[Dataset entries]
▼

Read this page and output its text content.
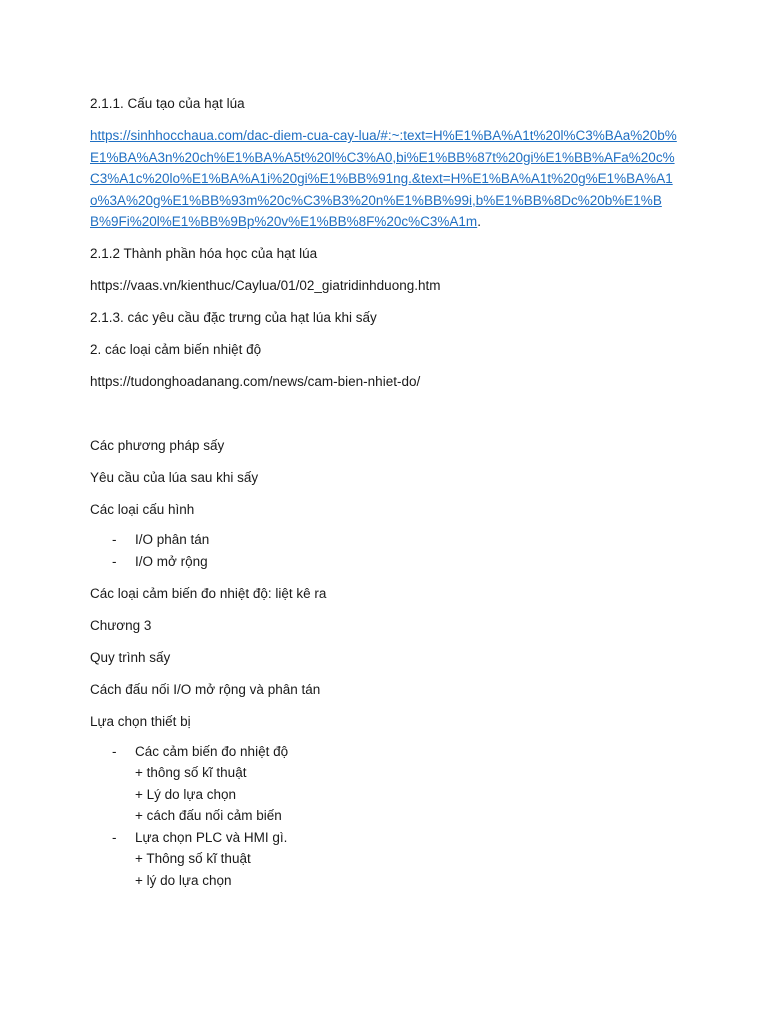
2.1.1. Cấu tạo của hạt lúa

https://sinhhocchaua.com/dac-diem-cua-cay-lua/#:~:text=H%E1%BA%A1t%20l%C3%BAa%20b%E1%BA%A3n%20ch%E1%BA%A5t%20l%C3%A0,bi%E1%BB%87t%20gi%E1%BB%AFa%20c%C3%A1c%20lo%E1%BA%A1i%20gi%E1%BB%91ng.&text=H%E1%BA%A1t%20g%E1%BA%A1o%3A%20g%E1%BB%93m%20c%C3%B3%20n%E1%BB%99i,b%E1%BB%8Dc%20b%E1%BB%9Fi%20l%E1%BB%9Bp%20v%E1%BB%8F%20c%C3%A1m.

2.1.2 Thành phần hóa học của hạt lúa

https://vaas.vn/kienthuc/Caylua/01/02_giatridinhduong.htm

2.1.3. các yêu cầu đặc trưng của hạt lúa khi sấy

2. các loại cảm biến nhiệt độ

https://tudonghoadanang.com/news/cam-bien-nhiet-do/

Các phương pháp sấy

Yêu cầu của lúa sau khi sấy

Các loại cấu hình

- I/O phân tán
- I/O mở rộng

Các loại cảm biến đo nhiệt độ: liệt kê ra

Chương 3

Quy trình sấy

Cách đấu nối I/O mở rộng và phân tán

Lựa chọn thiết bị

- Các cảm biến đo nhiệt độ
+ thông số kĩ thuật
+ Lý do lựa chọn
+ cách đấu nối cảm biến
- Lựa chọn PLC và HMI gì.
+ Thông số kĩ thuật
+ lý do lựa chọn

▲

Problem
Omit the pictures and give the material again, exactly and in full.

Output of the task
Read this page and output its text content.
2.1.1. Cấu tạo của hạt lúa

https://sinhhocchaua.com/dac-diem-cua-cay-lua/#:~:text=H%E1%BA%A1t%20l%C3%BAa%20b%E1%BA%A3n%20ch%E1%BA%A5t%20l%C3%A0,bi%E1%BB%87t%20gi%E1%BB%AFa%20c%C3%A1c%20lo%E1%BA%A1i%20gi%E1%BB%91ng.&text=H%E1%BA%A1t%20g%E1%BA%A1o%3A%20g%E1%BB%93m%20c%C3%B3%20n%E1%BB%99i,b%E1%BB%8Dc%20b%E1%BB%9Fi%20l%E1%BB%9Bp%20v%E1%BB%8F%20c%C3%A1m.

2.1.2 Thành phần hóa học của hạt lúa

https://vaas.vn/kienthuc/Caylua/01/02_giatridinhduong.htm

2.1.3. các yêu cầu đặc trưng của hạt lúa khi sấy

2. các loại cảm biến nhiệt độ

https://tudonghoadanang.com/news/cam-bien-nhiet-do/

Các phương pháp sấy

Yêu cầu của lúa sau khi sấy

Các loại cấu hình

- I/O phân tán
- I/O mở rộng

Các loại cảm biến đo nhiệt độ: liệt kê ra

Chương 3

Quy trình sấy

Cách đấu nối I/O mở rộng và phân tán

Lựa chọn thiết bị

- Các cảm biến đo nhiệt độ
+ thông số kĩ thuật
+ Lý do lựa chọn
+ cách đấu nối cảm biến
- Lựa chọn PLC và HMI gì.
+ Thông số kĩ thuật
+ lý do lựa chọn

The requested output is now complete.